Written request: Reproduce every entry below precisely; do not include the pictures.

Data for this exercise:
..............................

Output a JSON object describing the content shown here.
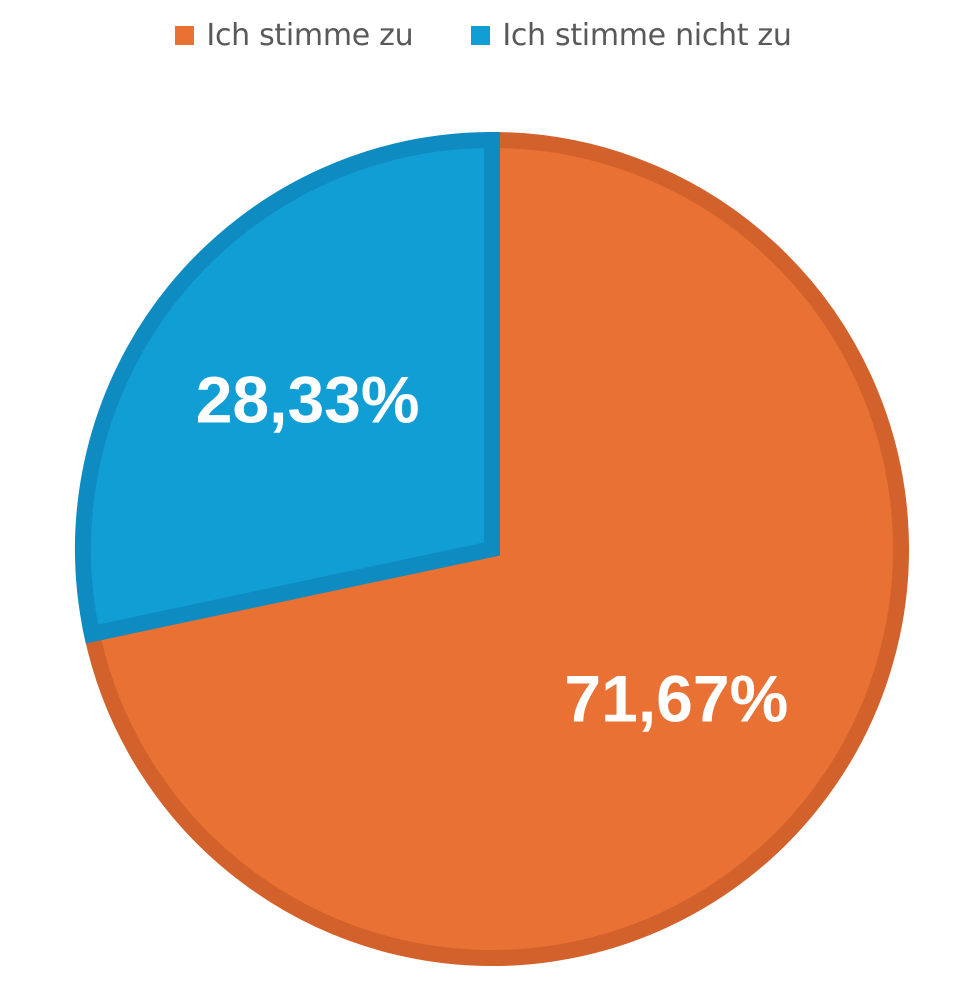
{
  "chart_data": {
    "type": "pie",
    "title": "",
    "legend_position": "top",
    "slices": [
      {
        "name": "Ich stimme zu",
        "value": 71.67,
        "label": "71,67%",
        "color": "#E87133",
        "border_color": "#D3612B"
      },
      {
        "name": "Ich stimme nicht zu",
        "value": 28.33,
        "label": "28,33%",
        "color": "#109ED5",
        "border_color": "#0E8CC2"
      }
    ]
  }
}
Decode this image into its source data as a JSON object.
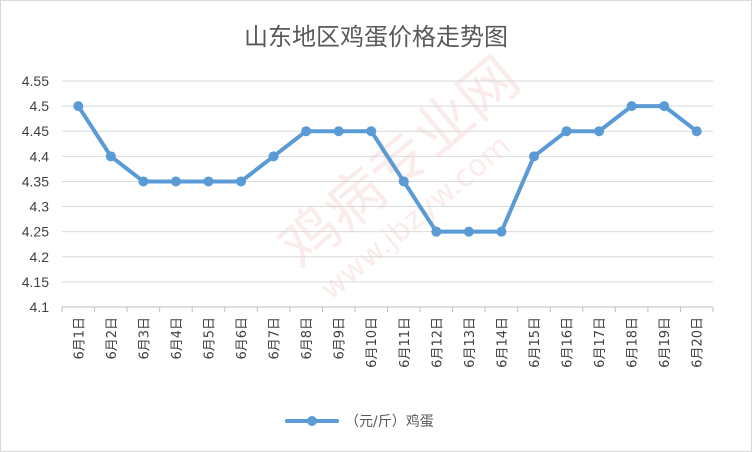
{
  "chart_data": {
    "type": "line",
    "title": "山东地区鸡蛋价格走势图",
    "categories": [
      "6月1日",
      "6月2日",
      "6月3日",
      "6月4日",
      "6月5日",
      "6月6日",
      "6月7日",
      "6月8日",
      "6月9日",
      "6月10日",
      "6月11日",
      "6月12日",
      "6月13日",
      "6月14日",
      "6月15日",
      "6月16日",
      "6月17日",
      "6月18日",
      "6月19日",
      "6月20日"
    ],
    "series": [
      {
        "name": "（元/斤）鸡蛋",
        "values": [
          4.5,
          4.4,
          4.35,
          4.35,
          4.35,
          4.35,
          4.4,
          4.45,
          4.45,
          4.45,
          4.35,
          4.25,
          4.25,
          4.25,
          4.4,
          4.45,
          4.45,
          4.5,
          4.5,
          4.45
        ],
        "color": "#5b9bd5"
      }
    ],
    "ylim": [
      4.1,
      4.55
    ],
    "yticks": [
      "4.1",
      "4.15",
      "4.2",
      "4.25",
      "4.3",
      "4.35",
      "4.4",
      "4.45",
      "4.5",
      "4.55"
    ],
    "grid": true,
    "legend": "bottom"
  },
  "watermark": {
    "main": "鸡病专业网",
    "url": "www.jbzyw.com"
  }
}
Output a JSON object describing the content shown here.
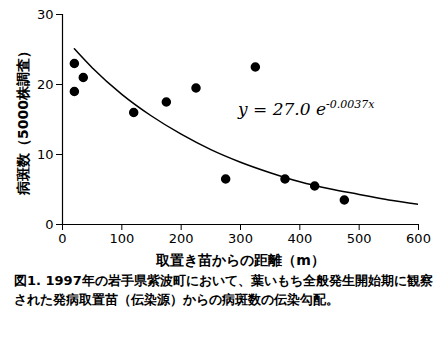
{
  "chart_data": {
    "type": "scatter",
    "x_label": "取置き苗からの距離（m）",
    "y_label": "病斑数（5000株調査）",
    "caption": "図1. 1997年の岩手県紫波町において、葉いもち全般発生開始期に観察された発病取置苗（伝染源）からの病斑数の伝染勾配。",
    "annotations": [
      {
        "text": "y = 27.0 e",
        "superscript": "-0.0037x"
      }
    ],
    "series": [
      {
        "type": "scatter",
        "marker": "circle",
        "color": "#000000",
        "x": [
          20,
          20,
          35,
          120,
          175,
          225,
          275,
          325,
          375,
          425,
          475
        ],
        "values": [
          23,
          19,
          21,
          16,
          17.5,
          19.5,
          6.5,
          22.5,
          6.5,
          5.5,
          3.5
        ]
      },
      {
        "type": "line",
        "line_style": "solid",
        "color": "#000000",
        "x": [
          20,
          50,
          100,
          150,
          200,
          250,
          300,
          350,
          400,
          450,
          500,
          550,
          600
        ],
        "values": [
          25.1,
          22.4,
          18.6,
          15.5,
          12.9,
          10.7,
          8.9,
          7.4,
          6.1,
          5.1,
          4.3,
          3.5,
          2.9
        ]
      }
    ],
    "xlim": [
      0,
      600
    ],
    "xticks": [
      0,
      100,
      200,
      300,
      400,
      500,
      600
    ],
    "ylim": [
      0,
      30
    ],
    "yticks": [
      0,
      10,
      20,
      30
    ],
    "grid": false
  }
}
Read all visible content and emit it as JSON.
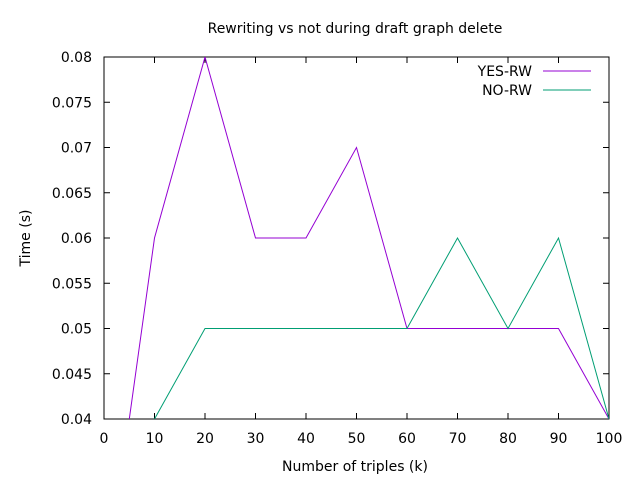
{
  "chart_data": {
    "type": "line",
    "title": "Rewriting vs not during draft graph delete",
    "xlabel": "Number of triples (k)",
    "ylabel": "Time (s)",
    "xlim": [
      0,
      100
    ],
    "ylim": [
      0.04,
      0.08
    ],
    "xticks": [
      0,
      10,
      20,
      30,
      40,
      50,
      60,
      70,
      80,
      90,
      100
    ],
    "yticks": [
      0.04,
      0.045,
      0.05,
      0.055,
      0.06,
      0.065,
      0.07,
      0.075,
      0.08
    ],
    "xtick_labels": [
      "0",
      "10",
      "20",
      "30",
      "40",
      "50",
      "60",
      "70",
      "80",
      "90",
      "100"
    ],
    "ytick_labels": [
      "0.04",
      "0.045",
      "0.05",
      "0.055",
      "0.06",
      "0.065",
      "0.07",
      "0.075",
      "0.08"
    ],
    "grid": false,
    "legend_position": "top-right",
    "series": [
      {
        "name": "YES-RW",
        "color": "#9400d3",
        "x": [
          5,
          10,
          20,
          30,
          40,
          50,
          60,
          70,
          80,
          90,
          100
        ],
        "y": [
          0.04,
          0.06,
          0.08,
          0.06,
          0.06,
          0.07,
          0.05,
          0.05,
          0.05,
          0.05,
          0.04
        ]
      },
      {
        "name": "NO-RW",
        "color": "#009e73",
        "x": [
          10,
          20,
          30,
          40,
          50,
          60,
          70,
          80,
          90,
          100
        ],
        "y": [
          0.04,
          0.05,
          0.05,
          0.05,
          0.05,
          0.05,
          0.06,
          0.05,
          0.06,
          0.04
        ]
      }
    ]
  }
}
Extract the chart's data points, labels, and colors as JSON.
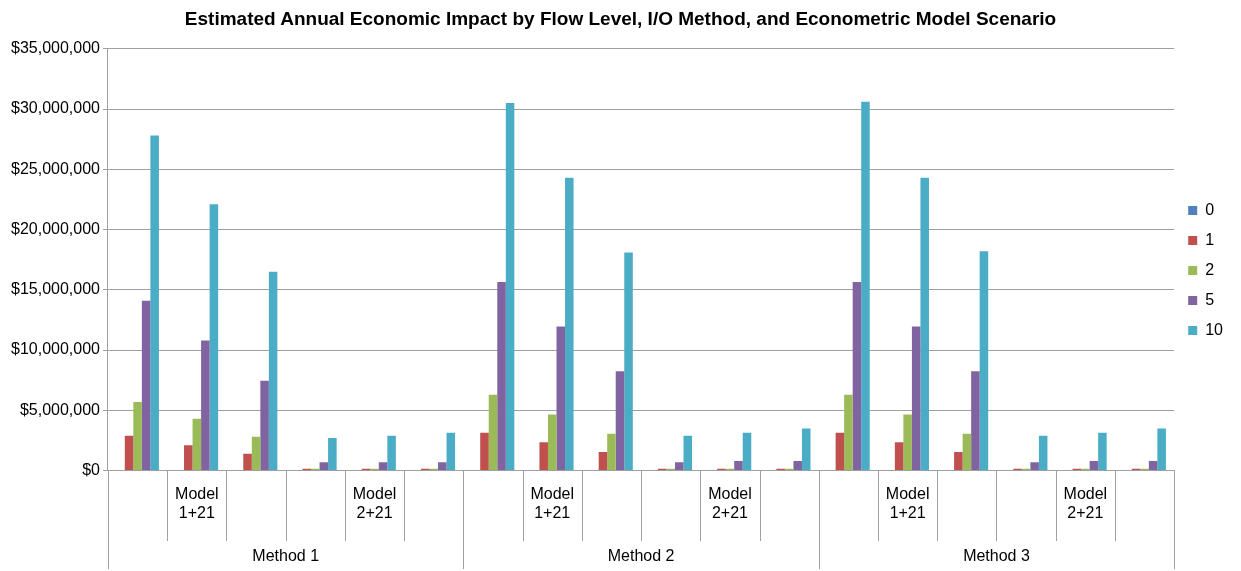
{
  "chart_data": {
    "type": "bar",
    "title": "Estimated Annual Economic Impact by Flow Level, I/O Method, and Econometric Model Scenario",
    "categories": [
      null,
      "Model 1+21",
      null,
      null,
      "Model 2+21",
      null,
      null,
      "Model 1+21",
      null,
      null,
      "Model 2+21",
      null,
      null,
      "Model 1+21",
      null,
      null,
      "Model 2+21",
      null
    ],
    "annotations": [
      "Method 1",
      "Method 2",
      "Method 3"
    ],
    "series": [
      {
        "name": "0",
        "color": "#4f81bd",
        "values": [
          0,
          0,
          0,
          0,
          0,
          0,
          0,
          0,
          0,
          0,
          0,
          0,
          0,
          0,
          0,
          0,
          0,
          0
        ]
      },
      {
        "name": "1",
        "color": "#c0504d",
        "values": [
          2900000,
          2100000,
          1400000,
          150000,
          150000,
          150000,
          3150000,
          2350000,
          1550000,
          150000,
          150000,
          150000,
          3150000,
          2350000,
          1550000,
          150000,
          150000,
          150000
        ]
      },
      {
        "name": "2",
        "color": "#9bbb59",
        "values": [
          5700000,
          4300000,
          2800000,
          150000,
          150000,
          150000,
          6300000,
          4650000,
          3050000,
          150000,
          150000,
          150000,
          6300000,
          4650000,
          3050000,
          150000,
          150000,
          150000
        ]
      },
      {
        "name": "5",
        "color": "#8064a2",
        "values": [
          14100000,
          10800000,
          7450000,
          700000,
          700000,
          700000,
          15650000,
          11950000,
          8250000,
          700000,
          800000,
          800000,
          15650000,
          11950000,
          8250000,
          700000,
          800000,
          800000
        ]
      },
      {
        "name": "10",
        "color": "#4bacc6",
        "values": [
          27800000,
          22100000,
          16500000,
          2700000,
          2900000,
          3150000,
          30500000,
          24300000,
          18100000,
          2900000,
          3150000,
          3500000,
          30600000,
          24300000,
          18200000,
          2900000,
          3150000,
          3500000
        ]
      }
    ],
    "ylim": [
      0,
      35000000
    ],
    "yticks": [
      {
        "value": 0,
        "label": "$0"
      },
      {
        "value": 5000000,
        "label": "$5,000,000"
      },
      {
        "value": 10000000,
        "label": "$10,000,000"
      },
      {
        "value": 15000000,
        "label": "$15,000,000"
      },
      {
        "value": 20000000,
        "label": "$20,000,000"
      },
      {
        "value": 25000000,
        "label": "$25,000,000"
      },
      {
        "value": 30000000,
        "label": "$30,000,000"
      },
      {
        "value": 35000000,
        "label": "$35,000,000"
      }
    ],
    "grid": "y",
    "legend": "right"
  }
}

..............................

Correct result:
Output a JSON object describing the content shown here.
{
  "chart_data": {
    "type": "pie",
    "title": "",
    "legend_position": "top",
    "slices": [
      {
        "name": "Ich stimme zu",
        "value": 71.67,
        "label": "71,67%",
        "color": "#E87133",
        "border_color": "#D3612B"
      },
      {
        "name": "Ich stimme nicht zu",
        "value": 28.33,
        "label": "28,33%",
        "color": "#109ED5",
        "border_color": "#0E8CC2"
      }
    ]
  }
}
Decode this image into its source data as a JSON object.
{
  "chart_data": {
    "type": "line",
    "title": "山东地区鸡蛋价格走势图",
    "categories": [
      "6月1日",
      "6月2日",
      "6月3日",
      "6月4日",
      "6月5日",
      "6月6日",
      "6月7日",
      "6月8日",
      "6月9日",
      "6月10日",
      "6月11日",
      "6月12日",
      "6月13日",
      "6月14日",
      "6月15日",
      "6月16日",
      "6月17日",
      "6月18日",
      "6月19日",
      "6月20日"
    ],
    "series": [
      {
        "name": "（元/斤）鸡蛋",
        "values": [
          4.5,
          4.4,
          4.35,
          4.35,
          4.35,
          4.35,
          4.4,
          4.45,
          4.45,
          4.45,
          4.35,
          4.25,
          4.25,
          4.25,
          4.4,
          4.45,
          4.45,
          4.5,
          4.5,
          4.45
        ],
        "color": "#5b9bd5"
      }
    ],
    "ylim": [
      4.1,
      4.55
    ],
    "yticks": [
      "4.1",
      "4.15",
      "4.2",
      "4.25",
      "4.3",
      "4.35",
      "4.4",
      "4.45",
      "4.5",
      "4.55"
    ],
    "grid": true,
    "legend": "bottom"
  },
  "watermark": {
    "main": "鸡病专业网",
    "url": "www.jbzyw.com"
  }
}
Output a JSON object describing the content shown here.
{
  "chart_data": {
    "type": "scatter",
    "x_label": "取置き苗からの距離（m）",
    "y_label": "病斑数（5000株調査）",
    "caption": "図1. 1997年の岩手県紫波町において、葉いもち全般発生開始期に観察された発病取置苗（伝染源）からの病斑数の伝染勾配。",
    "annotations": [
      {
        "text": "y = 27.0 e",
        "superscript": "-0.0037x"
      }
    ],
    "series": [
      {
        "type": "scatter",
        "marker": "circle",
        "color": "#000000",
        "x": [
          20,
          20,
          35,
          120,
          175,
          225,
          275,
          325,
          375,
          425,
          475
        ],
        "values": [
          23,
          19,
          21,
          16,
          17.5,
          19.5,
          6.5,
          22.5,
          6.5,
          5.5,
          3.5
        ]
      },
      {
        "type": "line",
        "line_style": "solid",
        "color": "#000000",
        "x": [
          20,
          50,
          100,
          150,
          200,
          250,
          300,
          350,
          400,
          450,
          500,
          550,
          600
        ],
        "values": [
          25.1,
          22.4,
          18.6,
          15.5,
          12.9,
          10.7,
          8.9,
          7.4,
          6.1,
          5.1,
          4.3,
          3.5,
          2.9
        ]
      }
    ],
    "xlim": [
      0,
      600
    ],
    "xticks": [
      0,
      100,
      200,
      300,
      400,
      500,
      600
    ],
    "ylim": [
      0,
      30
    ],
    "yticks": [
      0,
      10,
      20,
      30
    ],
    "grid": false
  }
}
Read all visible content and emit it as JSON.
{
  "chart_data": {
    "type": "line",
    "title": "Rewriting vs not during draft graph delete",
    "xlabel": "Number of triples (k)",
    "ylabel": "Time (s)",
    "xlim": [
      0,
      100
    ],
    "ylim": [
      0.04,
      0.08
    ],
    "xticks": [
      0,
      10,
      20,
      30,
      40,
      50,
      60,
      70,
      80,
      90,
      100
    ],
    "yticks": [
      0.04,
      0.045,
      0.05,
      0.055,
      0.06,
      0.065,
      0.07,
      0.075,
      0.08
    ],
    "xtick_labels": [
      "0",
      "10",
      "20",
      "30",
      "40",
      "50",
      "60",
      "70",
      "80",
      "90",
      "100"
    ],
    "ytick_labels": [
      "0.04",
      "0.045",
      "0.05",
      "0.055",
      "0.06",
      "0.065",
      "0.07",
      "0.075",
      "0.08"
    ],
    "grid": false,
    "legend_position": "top-right",
    "series": [
      {
        "name": "YES-RW",
        "color": "#9400d3",
        "x": [
          5,
          10,
          20,
          30,
          40,
          50,
          60,
          70,
          80,
          90,
          100
        ],
        "y": [
          0.04,
          0.06,
          0.08,
          0.06,
          0.06,
          0.07,
          0.05,
          0.05,
          0.05,
          0.05,
          0.04
        ]
      },
      {
        "name": "NO-RW",
        "color": "#009e73",
        "x": [
          10,
          20,
          30,
          40,
          50,
          60,
          70,
          80,
          90,
          100
        ],
        "y": [
          0.04,
          0.05,
          0.05,
          0.05,
          0.05,
          0.05,
          0.06,
          0.05,
          0.06,
          0.04
        ]
      }
    ]
  }
}
Extract the chart's data points, labels, and colors as JSON.
{
  "chart_data": {
    "type": "bar",
    "title": "Estimated Annual Economic Impact by Flow Level, I/O Method, and Econometric Model Scenario",
    "categories": [
      null,
      "Model 1+21",
      null,
      null,
      "Model 2+21",
      null,
      null,
      "Model 1+21",
      null,
      null,
      "Model 2+21",
      null,
      null,
      "Model 1+21",
      null,
      null,
      "Model 2+21",
      null
    ],
    "annotations": [
      "Method 1",
      "Method 2",
      "Method 3"
    ],
    "series": [
      {
        "name": "0",
        "color": "#4f81bd",
        "values": [
          0,
          0,
          0,
          0,
          0,
          0,
          0,
          0,
          0,
          0,
          0,
          0,
          0,
          0,
          0,
          0,
          0,
          0
        ]
      },
      {
        "name": "1",
        "color": "#c0504d",
        "values": [
          2900000,
          2100000,
          1400000,
          150000,
          150000,
          150000,
          3150000,
          2350000,
          1550000,
          150000,
          150000,
          150000,
          3150000,
          2350000,
          1550000,
          150000,
          150000,
          150000
        ]
      },
      {
        "name": "2",
        "color": "#9bbb59",
        "values": [
          5700000,
          4300000,
          2800000,
          150000,
          150000,
          150000,
          6300000,
          4650000,
          3050000,
          150000,
          150000,
          150000,
          6300000,
          4650000,
          3050000,
          150000,
          150000,
          150000
        ]
      },
      {
        "name": "5",
        "color": "#8064a2",
        "values": [
          14100000,
          10800000,
          7450000,
          700000,
          700000,
          700000,
          15650000,
          11950000,
          8250000,
          700000,
          800000,
          800000,
          15650000,
          11950000,
          8250000,
          700000,
          800000,
          800000
        ]
      },
      {
        "name": "10",
        "color": "#4bacc6",
        "values": [
          27800000,
          22100000,
          16500000,
          2700000,
          2900000,
          3150000,
          30500000,
          24300000,
          18100000,
          2900000,
          3150000,
          3500000,
          30600000,
          24300000,
          18200000,
          2900000,
          3150000,
          3500000
        ]
      }
    ],
    "ylim": [
      0,
      35000000
    ],
    "yticks": [
      {
        "value": 0,
        "label": "$0"
      },
      {
        "value": 5000000,
        "label": "$5,000,000"
      },
      {
        "value": 10000000,
        "label": "$10,000,000"
      },
      {
        "value": 15000000,
        "label": "$15,000,000"
      },
      {
        "value": 20000000,
        "label": "$20,000,000"
      },
      {
        "value": 25000000,
        "label": "$25,000,000"
      },
      {
        "value": 30000000,
        "label": "$30,000,000"
      },
      {
        "value": 35000000,
        "label": "$35,000,000"
      }
    ],
    "grid": "y",
    "legend": "right"
  }
}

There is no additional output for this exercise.